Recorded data
* START *

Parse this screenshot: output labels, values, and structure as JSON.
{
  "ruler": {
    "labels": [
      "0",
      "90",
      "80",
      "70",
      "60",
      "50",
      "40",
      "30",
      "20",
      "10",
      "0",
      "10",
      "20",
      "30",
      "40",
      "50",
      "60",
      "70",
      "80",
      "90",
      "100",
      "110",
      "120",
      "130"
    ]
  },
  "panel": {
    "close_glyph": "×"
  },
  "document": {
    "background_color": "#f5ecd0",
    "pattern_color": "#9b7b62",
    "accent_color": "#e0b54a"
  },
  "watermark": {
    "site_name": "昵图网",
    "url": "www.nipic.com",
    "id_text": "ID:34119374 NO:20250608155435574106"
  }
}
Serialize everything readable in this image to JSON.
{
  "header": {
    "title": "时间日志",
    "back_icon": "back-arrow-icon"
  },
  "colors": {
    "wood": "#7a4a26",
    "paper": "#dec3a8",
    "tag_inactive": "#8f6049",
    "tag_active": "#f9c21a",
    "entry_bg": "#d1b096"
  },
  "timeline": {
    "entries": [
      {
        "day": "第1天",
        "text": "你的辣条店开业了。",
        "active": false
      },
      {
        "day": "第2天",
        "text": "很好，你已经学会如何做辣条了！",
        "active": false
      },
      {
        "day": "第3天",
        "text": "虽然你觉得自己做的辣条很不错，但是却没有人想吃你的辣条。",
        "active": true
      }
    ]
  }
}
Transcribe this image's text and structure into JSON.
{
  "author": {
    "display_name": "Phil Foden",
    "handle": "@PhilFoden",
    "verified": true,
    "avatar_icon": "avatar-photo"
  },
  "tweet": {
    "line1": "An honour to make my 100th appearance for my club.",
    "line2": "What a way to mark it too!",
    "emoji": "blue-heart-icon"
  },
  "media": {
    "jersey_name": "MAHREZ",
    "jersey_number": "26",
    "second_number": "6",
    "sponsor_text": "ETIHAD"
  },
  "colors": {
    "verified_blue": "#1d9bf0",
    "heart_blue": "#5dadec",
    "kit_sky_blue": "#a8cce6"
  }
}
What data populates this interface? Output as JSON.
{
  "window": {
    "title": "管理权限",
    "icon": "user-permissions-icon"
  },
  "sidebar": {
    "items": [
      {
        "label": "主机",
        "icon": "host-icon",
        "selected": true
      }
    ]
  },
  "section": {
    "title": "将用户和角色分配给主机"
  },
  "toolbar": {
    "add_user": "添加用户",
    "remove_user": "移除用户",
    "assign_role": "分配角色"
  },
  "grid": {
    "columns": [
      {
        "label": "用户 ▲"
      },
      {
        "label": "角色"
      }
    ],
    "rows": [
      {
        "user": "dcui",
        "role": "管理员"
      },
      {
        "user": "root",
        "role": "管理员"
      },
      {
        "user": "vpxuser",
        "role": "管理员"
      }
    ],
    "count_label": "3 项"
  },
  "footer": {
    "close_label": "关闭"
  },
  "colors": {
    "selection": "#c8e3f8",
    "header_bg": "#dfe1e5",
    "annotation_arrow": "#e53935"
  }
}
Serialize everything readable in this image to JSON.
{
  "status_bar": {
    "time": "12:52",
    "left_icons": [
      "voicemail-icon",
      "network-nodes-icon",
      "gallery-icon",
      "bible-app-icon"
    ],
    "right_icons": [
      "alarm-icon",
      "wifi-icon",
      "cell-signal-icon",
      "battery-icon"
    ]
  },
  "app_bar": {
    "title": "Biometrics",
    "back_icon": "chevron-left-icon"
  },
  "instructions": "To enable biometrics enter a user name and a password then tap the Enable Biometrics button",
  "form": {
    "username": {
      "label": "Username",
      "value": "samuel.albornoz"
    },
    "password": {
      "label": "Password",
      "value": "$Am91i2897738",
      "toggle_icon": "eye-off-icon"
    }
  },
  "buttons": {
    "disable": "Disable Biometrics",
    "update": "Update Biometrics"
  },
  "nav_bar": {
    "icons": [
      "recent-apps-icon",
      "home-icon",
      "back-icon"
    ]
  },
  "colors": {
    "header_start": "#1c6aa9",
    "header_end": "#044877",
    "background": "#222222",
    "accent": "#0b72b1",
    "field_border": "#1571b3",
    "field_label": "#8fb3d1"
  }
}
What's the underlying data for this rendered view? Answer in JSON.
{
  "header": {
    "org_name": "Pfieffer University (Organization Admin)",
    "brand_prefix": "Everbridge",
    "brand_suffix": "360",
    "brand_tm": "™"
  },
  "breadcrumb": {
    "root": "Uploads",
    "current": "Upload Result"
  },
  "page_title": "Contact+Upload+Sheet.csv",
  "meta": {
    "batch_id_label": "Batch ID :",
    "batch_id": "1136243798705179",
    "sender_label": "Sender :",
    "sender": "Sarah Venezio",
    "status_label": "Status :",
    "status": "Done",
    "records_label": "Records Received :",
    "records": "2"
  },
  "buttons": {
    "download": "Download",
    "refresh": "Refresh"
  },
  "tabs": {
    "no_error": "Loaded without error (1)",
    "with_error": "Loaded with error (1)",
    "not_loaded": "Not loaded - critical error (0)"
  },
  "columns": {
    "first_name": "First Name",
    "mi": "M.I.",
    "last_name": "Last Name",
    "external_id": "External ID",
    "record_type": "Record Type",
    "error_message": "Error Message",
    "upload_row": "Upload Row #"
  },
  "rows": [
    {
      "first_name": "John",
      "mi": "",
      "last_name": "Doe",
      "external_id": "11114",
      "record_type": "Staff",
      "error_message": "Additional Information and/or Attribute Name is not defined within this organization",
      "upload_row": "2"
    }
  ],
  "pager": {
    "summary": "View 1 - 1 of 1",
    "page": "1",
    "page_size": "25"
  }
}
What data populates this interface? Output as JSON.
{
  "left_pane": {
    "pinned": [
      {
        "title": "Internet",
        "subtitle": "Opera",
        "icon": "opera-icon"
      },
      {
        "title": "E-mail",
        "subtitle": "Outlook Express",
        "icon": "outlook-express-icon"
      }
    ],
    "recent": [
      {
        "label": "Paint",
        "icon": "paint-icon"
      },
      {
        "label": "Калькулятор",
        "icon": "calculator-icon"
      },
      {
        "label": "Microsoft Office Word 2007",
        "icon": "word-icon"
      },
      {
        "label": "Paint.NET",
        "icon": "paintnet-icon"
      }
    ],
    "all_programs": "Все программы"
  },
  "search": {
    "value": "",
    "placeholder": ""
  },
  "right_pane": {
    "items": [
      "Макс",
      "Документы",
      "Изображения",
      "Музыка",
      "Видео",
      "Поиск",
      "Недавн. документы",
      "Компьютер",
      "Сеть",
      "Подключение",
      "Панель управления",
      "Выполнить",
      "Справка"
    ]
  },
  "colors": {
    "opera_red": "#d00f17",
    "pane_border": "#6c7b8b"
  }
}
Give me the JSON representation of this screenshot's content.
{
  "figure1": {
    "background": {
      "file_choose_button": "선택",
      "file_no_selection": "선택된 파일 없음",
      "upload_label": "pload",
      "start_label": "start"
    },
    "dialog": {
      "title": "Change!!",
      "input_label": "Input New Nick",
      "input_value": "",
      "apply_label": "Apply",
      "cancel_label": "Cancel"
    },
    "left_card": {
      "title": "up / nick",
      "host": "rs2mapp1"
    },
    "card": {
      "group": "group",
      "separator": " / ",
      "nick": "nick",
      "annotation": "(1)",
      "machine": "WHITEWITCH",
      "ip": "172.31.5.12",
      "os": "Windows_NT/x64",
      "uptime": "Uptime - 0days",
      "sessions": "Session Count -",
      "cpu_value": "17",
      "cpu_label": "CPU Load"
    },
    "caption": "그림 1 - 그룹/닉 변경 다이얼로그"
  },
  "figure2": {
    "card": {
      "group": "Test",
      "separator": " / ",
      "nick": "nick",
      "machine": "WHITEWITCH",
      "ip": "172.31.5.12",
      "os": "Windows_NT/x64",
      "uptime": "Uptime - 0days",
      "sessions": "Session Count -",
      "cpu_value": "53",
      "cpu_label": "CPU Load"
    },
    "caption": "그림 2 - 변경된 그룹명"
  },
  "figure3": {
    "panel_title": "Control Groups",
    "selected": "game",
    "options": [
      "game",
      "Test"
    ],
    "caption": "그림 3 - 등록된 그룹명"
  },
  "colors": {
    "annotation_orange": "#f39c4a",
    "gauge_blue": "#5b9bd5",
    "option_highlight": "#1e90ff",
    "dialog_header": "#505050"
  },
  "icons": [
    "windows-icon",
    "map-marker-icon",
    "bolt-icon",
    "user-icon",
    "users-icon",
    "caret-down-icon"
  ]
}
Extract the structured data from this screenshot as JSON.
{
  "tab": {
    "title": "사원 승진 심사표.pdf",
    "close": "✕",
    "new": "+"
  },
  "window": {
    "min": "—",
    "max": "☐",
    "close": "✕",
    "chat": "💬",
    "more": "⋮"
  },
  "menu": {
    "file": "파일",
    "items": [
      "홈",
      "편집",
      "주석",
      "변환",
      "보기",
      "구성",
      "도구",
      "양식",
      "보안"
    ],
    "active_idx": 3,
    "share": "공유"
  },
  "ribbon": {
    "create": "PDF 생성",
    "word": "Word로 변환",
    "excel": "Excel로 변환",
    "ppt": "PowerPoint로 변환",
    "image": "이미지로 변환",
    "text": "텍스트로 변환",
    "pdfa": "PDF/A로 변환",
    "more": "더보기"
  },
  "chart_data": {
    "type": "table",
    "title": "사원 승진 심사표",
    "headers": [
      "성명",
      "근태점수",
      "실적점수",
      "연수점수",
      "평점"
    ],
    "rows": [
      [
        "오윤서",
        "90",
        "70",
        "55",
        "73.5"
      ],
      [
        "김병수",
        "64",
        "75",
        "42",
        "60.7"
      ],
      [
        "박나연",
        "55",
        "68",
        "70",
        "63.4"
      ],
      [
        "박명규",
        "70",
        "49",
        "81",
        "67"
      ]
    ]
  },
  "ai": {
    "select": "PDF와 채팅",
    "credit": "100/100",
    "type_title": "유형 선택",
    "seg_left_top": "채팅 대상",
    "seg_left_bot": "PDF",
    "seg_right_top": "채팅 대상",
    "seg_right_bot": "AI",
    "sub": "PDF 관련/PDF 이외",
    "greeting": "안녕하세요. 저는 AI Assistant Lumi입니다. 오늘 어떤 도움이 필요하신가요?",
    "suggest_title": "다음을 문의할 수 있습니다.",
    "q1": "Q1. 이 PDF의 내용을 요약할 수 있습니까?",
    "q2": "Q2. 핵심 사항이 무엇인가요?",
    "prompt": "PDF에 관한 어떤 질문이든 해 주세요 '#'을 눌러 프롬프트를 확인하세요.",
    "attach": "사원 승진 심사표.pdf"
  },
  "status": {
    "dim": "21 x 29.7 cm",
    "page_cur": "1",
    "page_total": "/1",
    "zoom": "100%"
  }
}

* END *

◆ PROBLEM STATEMENT:
Give back exactly the lines from the line containing "Extract the structured" to the end of the entries, and no other lines.

◆ SOLUTION TO THIS TASK:
Extract the structured data from this screenshot as JSON.
{
  "tab": {
    "title": "사원 승진 심사표.pdf",
    "close": "✕",
    "new": "+"
  },
  "window": {
    "min": "—",
    "max": "☐",
    "close": "✕",
    "chat": "💬",
    "more": "⋮"
  },
  "menu": {
    "file": "파일",
    "items": [
      "홈",
      "편집",
      "주석",
      "변환",
      "보기",
      "구성",
      "도구",
      "양식",
      "보안"
    ],
    "active_idx": 3,
    "share": "공유"
  },
  "ribbon": {
    "create": "PDF 생성",
    "word": "Word로 변환",
    "excel": "Excel로 변환",
    "ppt": "PowerPoint로 변환",
    "image": "이미지로 변환",
    "text": "텍스트로 변환",
    "pdfa": "PDF/A로 변환",
    "more": "더보기"
  },
  "chart_data": {
    "type": "table",
    "title": "사원 승진 심사표",
    "headers": [
      "성명",
      "근태점수",
      "실적점수",
      "연수점수",
      "평점"
    ],
    "rows": [
      [
        "오윤서",
        "90",
        "70",
        "55",
        "73.5"
      ],
      [
        "김병수",
        "64",
        "75",
        "42",
        "60.7"
      ],
      [
        "박나연",
        "55",
        "68",
        "70",
        "63.4"
      ],
      [
        "박명규",
        "70",
        "49",
        "81",
        "67"
      ]
    ]
  },
  "ai": {
    "select": "PDF와 채팅",
    "credit": "100/100",
    "type_title": "유형 선택",
    "seg_left_top": "채팅 대상",
    "seg_left_bot": "PDF",
    "seg_right_top": "채팅 대상",
    "seg_right_bot": "AI",
    "sub": "PDF 관련/PDF 이외",
    "greeting": "안녕하세요. 저는 AI Assistant Lumi입니다. 오늘 어떤 도움이 필요하신가요?",
    "suggest_title": "다음을 문의할 수 있습니다.",
    "q1": "Q1. 이 PDF의 내용을 요약할 수 있습니까?",
    "q2": "Q2. 핵심 사항이 무엇인가요?",
    "prompt": "PDF에 관한 어떤 질문이든 해 주세요 '#'을 눌러 프롬프트를 확인하세요.",
    "attach": "사원 승진 심사표.pdf"
  },
  "status": {
    "dim": "21 x 29.7 cm",
    "page_cur": "1",
    "page_total": "/1",
    "zoom": "100%"
  }
}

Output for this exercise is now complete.